** begin **

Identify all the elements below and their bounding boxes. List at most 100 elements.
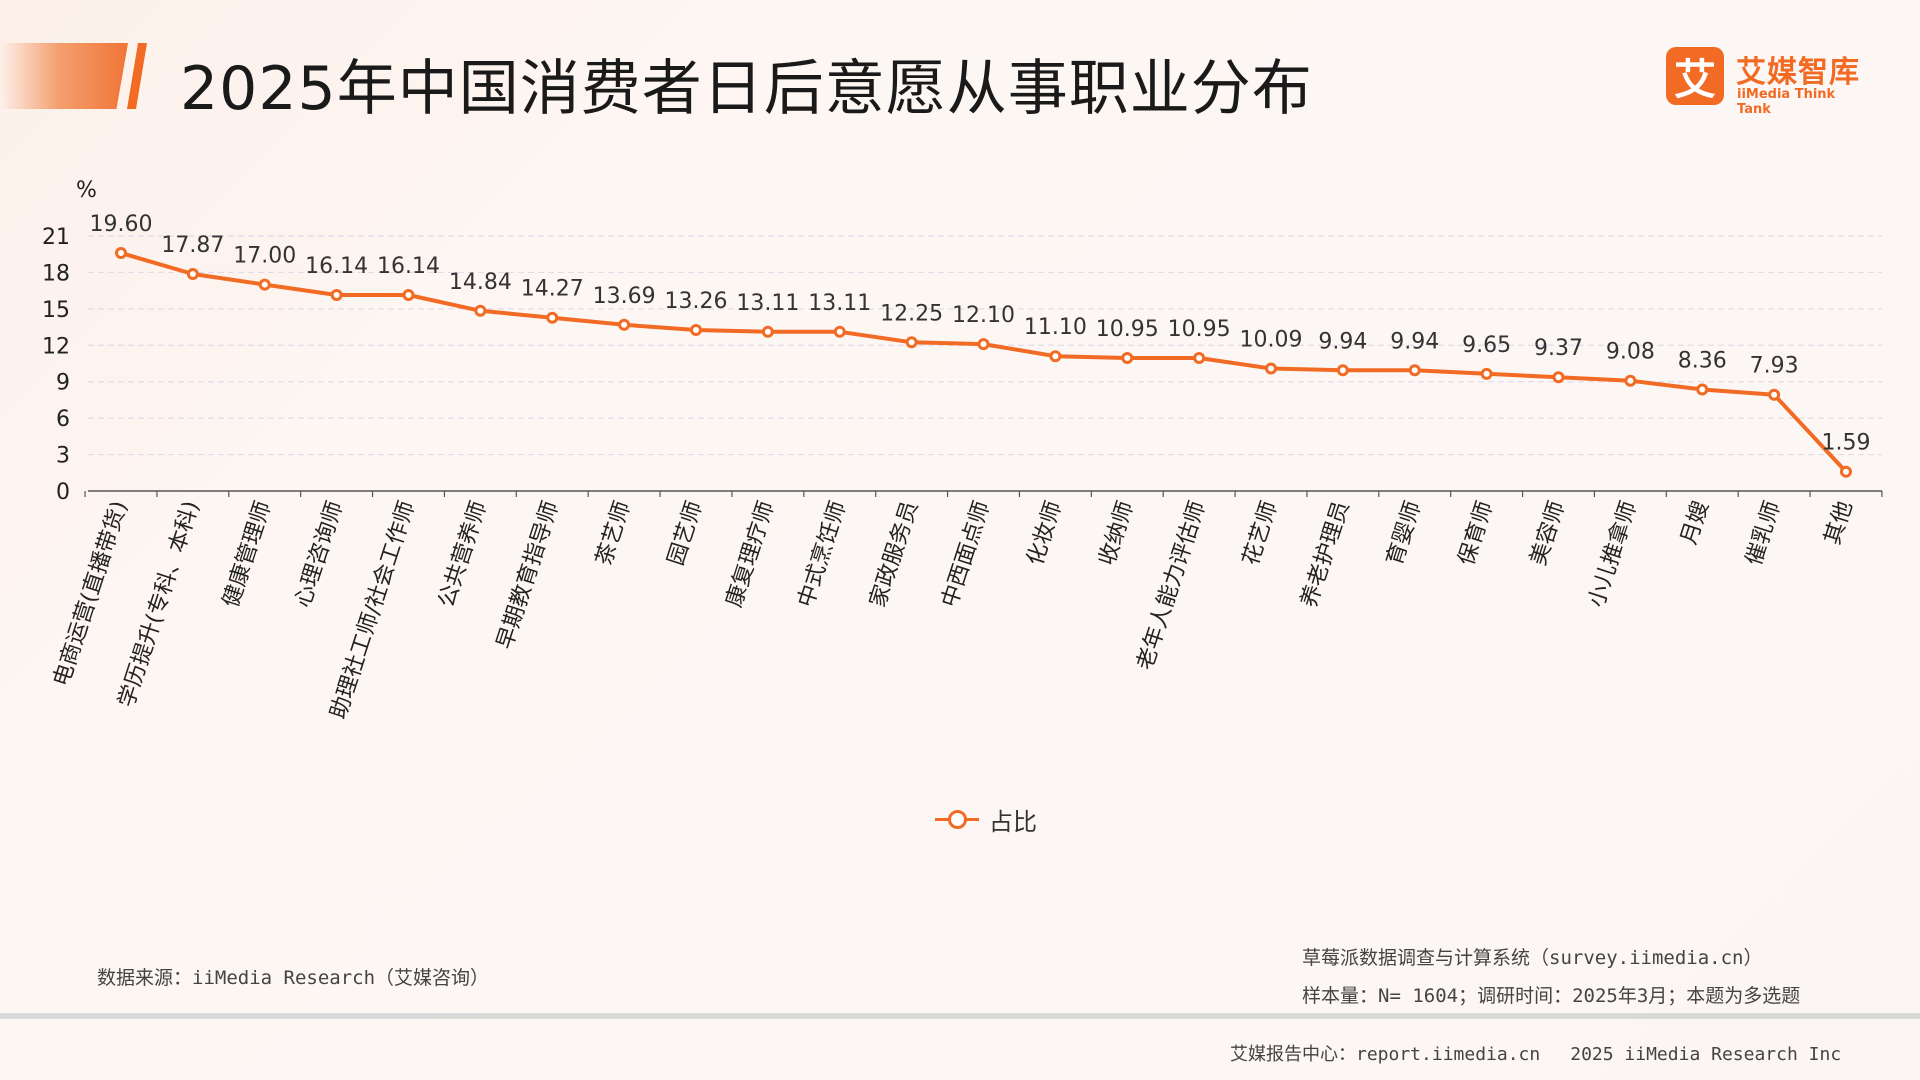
data-point <box>186 268 199 281</box>
report-center-text: 艾媒报告中心：report.iimedia.cn <box>1230 1044 1541 1065</box>
category-label: 花艺师 <box>1239 498 1283 569</box>
y-tick-label: 0 <box>56 480 70 505</box>
data-point <box>330 289 343 302</box>
data-point <box>1624 374 1637 387</box>
category-label: 助理社工师/社会工作师 <box>326 498 420 722</box>
brand-logo-mark: 艾 <box>1666 47 1724 105</box>
header-accent-bar <box>0 43 128 109</box>
data-point <box>1552 371 1565 384</box>
category-label: 康复理疗师 <box>722 498 780 610</box>
data-labels: 19.60 17.87 17.00 16.14 16.14 14.84 14.27 13.69… <box>90 212 1871 456</box>
data-point <box>115 247 127 259</box>
data-label: 14.84 <box>449 270 512 295</box>
line-chart: % 0 3 6 9 12 15 18 21 19.60 17.87 17.00 16.14 16.14… <box>42 178 1883 722</box>
sample-note: 样本量：N= 1604；调研时间：2025年3月；本题为多选题 <box>1302 985 1801 1007</box>
brand-logo-subtitle: iiMedia Think Tank <box>1737 87 1836 117</box>
category-label: 其他 <box>1820 498 1857 548</box>
data-label: 1.59 <box>1822 431 1871 456</box>
legend-marker-icon <box>935 805 979 833</box>
data-label: 9.65 <box>1462 333 1511 358</box>
data-label: 13.11 <box>808 291 871 316</box>
page-title: 2025年中国消费者日后意愿从事职业分布 <box>180 54 1313 124</box>
y-axis-ticks: 0 3 6 9 12 15 18 21 <box>42 225 70 505</box>
footer-bottom: 艾媒报告中心：report.iimedia.cn 2025 iiMedia Res… <box>1230 1040 1841 1066</box>
data-label: 9.94 <box>1390 329 1439 354</box>
data-point <box>402 289 415 302</box>
category-label: 育婴师 <box>1382 498 1426 569</box>
x-axis-ticks <box>84 491 1883 497</box>
data-source: 数据来源：iiMedia Research（艾媒咨询） <box>97 967 490 989</box>
data-label: 10.09 <box>1240 327 1303 352</box>
data-point <box>546 311 559 324</box>
data-point <box>258 278 271 291</box>
y-tick-label: 15 <box>42 298 70 323</box>
y-tick-label: 9 <box>56 371 70 396</box>
data-point <box>977 338 990 351</box>
data-label: 9.94 <box>1318 329 1367 354</box>
data-point <box>1768 388 1781 401</box>
data-point <box>833 325 846 338</box>
data-label: 17.00 <box>233 244 296 269</box>
data-label: 10.95 <box>1096 317 1159 342</box>
data-point <box>1696 383 1709 396</box>
data-label: 16.14 <box>377 254 440 279</box>
y-tick-label: 3 <box>56 444 70 469</box>
data-label: 9.08 <box>1606 340 1655 365</box>
category-label: 保育师 <box>1454 498 1498 569</box>
data-label: 16.14 <box>305 254 368 279</box>
chart-grid <box>88 235 1882 456</box>
y-tick-label: 12 <box>42 334 70 359</box>
data-point <box>690 323 702 336</box>
data-point <box>761 325 774 338</box>
data-label: 10.95 <box>1168 317 1231 342</box>
category-label: 早期教育指导师 <box>493 498 564 652</box>
category-labels: 电商运营(直播带货)学历提升(专科、本科) 健康管理师 心理咨询师助理社工师/社会工… <box>49 498 1857 722</box>
data-point <box>1408 364 1421 377</box>
y-axis-unit-label: % <box>76 178 97 203</box>
copyright-text: 2025 iiMedia Research Inc <box>1570 1044 1842 1065</box>
data-label: 13.69 <box>593 284 656 309</box>
category-label: 老年人能力评估师 <box>1133 498 1211 673</box>
data-label: 12.10 <box>952 303 1015 328</box>
data-point <box>618 318 631 331</box>
data-label: 7.93 <box>1750 354 1799 379</box>
category-label: 中式烹饪师 <box>794 498 852 610</box>
data-label: 19.60 <box>90 212 153 237</box>
category-label: 学历提升(专科、本科) <box>114 498 204 710</box>
category-label: 中西面点师 <box>937 498 995 610</box>
category-label: 公共营养师 <box>434 498 492 610</box>
data-label: 17.87 <box>161 233 224 258</box>
footer-divider <box>0 1013 1920 1019</box>
data-point <box>1193 352 1206 365</box>
category-label: 催乳师 <box>1742 498 1786 569</box>
y-tick-label: 18 <box>42 261 70 286</box>
category-label: 小儿推拿师 <box>1583 498 1642 611</box>
series-line-share <box>120 251 1848 474</box>
category-label: 月嫂 <box>1677 498 1714 548</box>
category-label: 健康管理师 <box>219 498 277 610</box>
category-label: 电商运营(直播带货) <box>49 498 132 689</box>
category-label: 家政服务员 <box>866 498 924 610</box>
data-point <box>474 304 487 317</box>
category-label: 养老护理员 <box>1297 498 1355 610</box>
series-points <box>115 247 1852 478</box>
y-tick-label: 6 <box>56 407 70 432</box>
category-label: 美容师 <box>1526 498 1570 569</box>
category-label: 心理咨询师 <box>291 498 349 610</box>
data-label: 13.26 <box>665 289 728 314</box>
data-label: 11.10 <box>1024 315 1087 340</box>
chart-legend: 占比 <box>935 803 1037 836</box>
brand-logo: 艾 艾媒智库 iiMedia Think Tank <box>1666 47 1866 117</box>
data-point <box>1121 352 1134 365</box>
data-label: 13.11 <box>736 291 799 316</box>
data-point <box>1840 465 1852 478</box>
category-label: 化妆师 <box>1023 498 1067 569</box>
survey-system-note: 草莓派数据调查与计算系统（survey.iimedia.cn） <box>1302 947 1763 969</box>
category-label: 园艺师 <box>664 498 708 569</box>
data-point <box>905 336 918 349</box>
data-point <box>1336 364 1349 377</box>
category-label: 收纳师 <box>1095 498 1139 569</box>
data-label: 9.37 <box>1534 336 1583 361</box>
data-point <box>1049 350 1062 363</box>
data-point <box>1265 362 1277 375</box>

** end **

Task prompt:
Please echo the entries shown above, starting with the line that contains "data-point <box>186 268 199 281</box>" and ending with the line that contains "data-point <box>1624 374 1637 387</box>", both included, keeping each line unchanged.

Expected output:
data-point <box>186 268 199 281</box>
report-center-text: 艾媒报告中心：report.iimedia.cn <box>1230 1044 1541 1065</box>
category-label: 花艺师 <box>1239 498 1283 569</box>
y-tick-label: 0 <box>56 480 70 505</box>
data-point <box>330 289 343 302</box>
data-point <box>1624 374 1637 387</box>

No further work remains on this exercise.